### SET TASK:
Copy out each line below exactly as it appears.

BEGIN SUPPLIED RECORDS

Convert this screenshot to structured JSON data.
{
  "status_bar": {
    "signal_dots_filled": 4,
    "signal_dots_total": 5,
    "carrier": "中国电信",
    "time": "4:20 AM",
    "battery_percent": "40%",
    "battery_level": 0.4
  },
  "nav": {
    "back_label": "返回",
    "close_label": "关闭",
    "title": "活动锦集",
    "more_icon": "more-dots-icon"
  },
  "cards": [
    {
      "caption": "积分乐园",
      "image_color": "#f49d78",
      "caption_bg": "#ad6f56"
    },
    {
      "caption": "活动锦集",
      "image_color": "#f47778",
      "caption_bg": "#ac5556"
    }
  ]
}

END SUPPLIED RECORDS

### OUTPUT OF THE TASK:
Convert this screenshot to structured JSON data.
{
  "status_bar": {
    "signal_dots_filled": 4,
    "signal_dots_total": 5,
    "carrier": "中国电信",
    "time": "4:20 AM",
    "battery_percent": "40%",
    "battery_level": 0.4
  },
  "nav": {
    "back_label": "返回",
    "close_label": "关闭",
    "title": "活动锦集",
    "more_icon": "more-dots-icon"
  },
  "cards": [
    {
      "caption": "积分乐园",
      "image_color": "#f49d78",
      "caption_bg": "#ad6f56"
    },
    {
      "caption": "活动锦集",
      "image_color": "#f47778",
      "caption_bg": "#ac5556"
    }
  ]
}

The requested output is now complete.